### Objective
Leave the pictures out. Return all other data exactly.

— start Supplied material —

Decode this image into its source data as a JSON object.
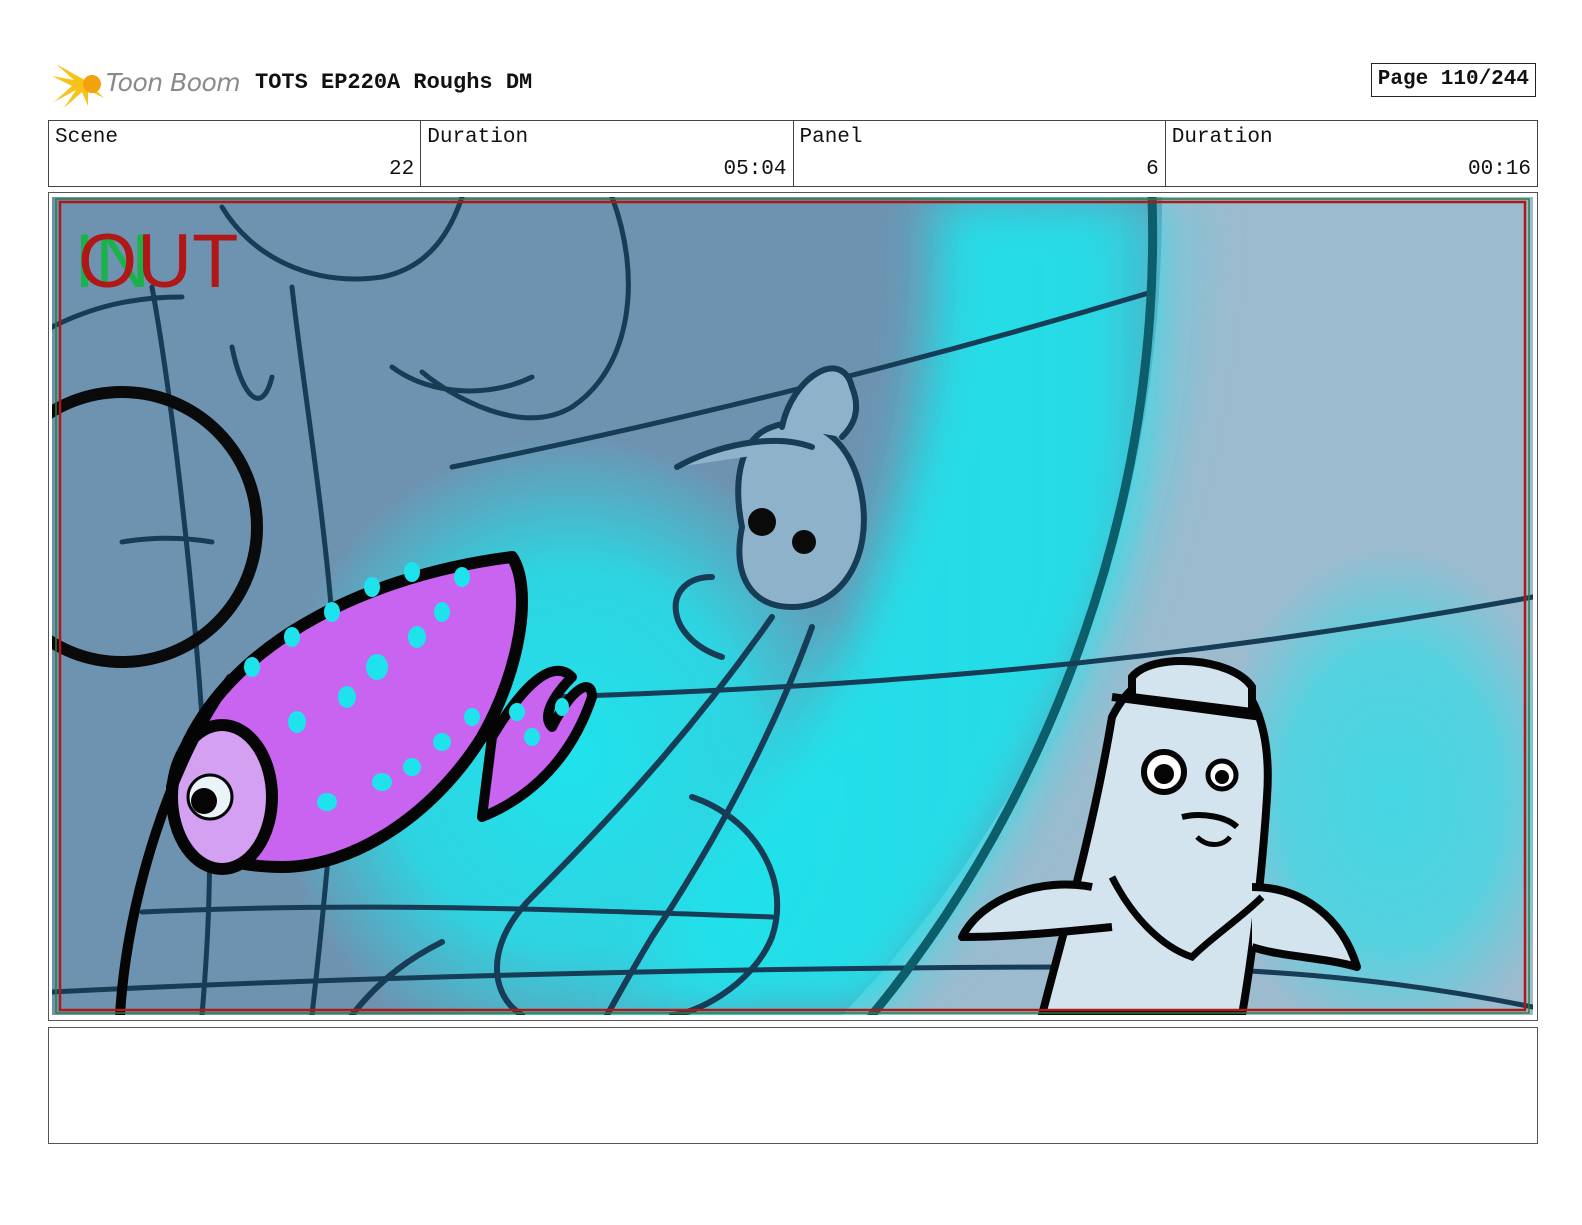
{
  "header": {
    "logo_text": "Toon Boom",
    "logo_icon": "starburst-logo-icon",
    "title": "TOTS EP220A Roughs DM",
    "page": "Page 110/244"
  },
  "info": {
    "scene_label": "Scene",
    "scene_value": "22",
    "scene_duration_label": "Duration",
    "scene_duration_value": "05:04",
    "panel_label": "Panel",
    "panel_value": "6",
    "panel_duration_label": "Duration",
    "panel_duration_value": "00:16"
  },
  "panel": {
    "in_marker": "IN",
    "out_marker": "OUT",
    "colors": {
      "background": "#6e93b1",
      "glow": "#1fe3ec",
      "egg": "#c864ef",
      "frame_red": "#b01818",
      "in_green": "#19b34a"
    }
  },
  "notes": {
    "text": ""
  }
}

— end Supplied material —

### Finished task
Decode this image into its source data as a JSON object.
{
  "header": {
    "logo_text": "Toon Boom",
    "logo_icon": "starburst-logo-icon",
    "title": "TOTS EP220A Roughs DM",
    "page": "Page 110/244"
  },
  "info": {
    "scene_label": "Scene",
    "scene_value": "22",
    "scene_duration_label": "Duration",
    "scene_duration_value": "05:04",
    "panel_label": "Panel",
    "panel_value": "6",
    "panel_duration_label": "Duration",
    "panel_duration_value": "00:16"
  },
  "panel": {
    "in_marker": "IN",
    "out_marker": "OUT",
    "colors": {
      "background": "#6e93b1",
      "glow": "#1fe3ec",
      "egg": "#c864ef",
      "frame_red": "#b01818",
      "in_green": "#19b34a"
    }
  },
  "notes": {
    "text": ""
  }
}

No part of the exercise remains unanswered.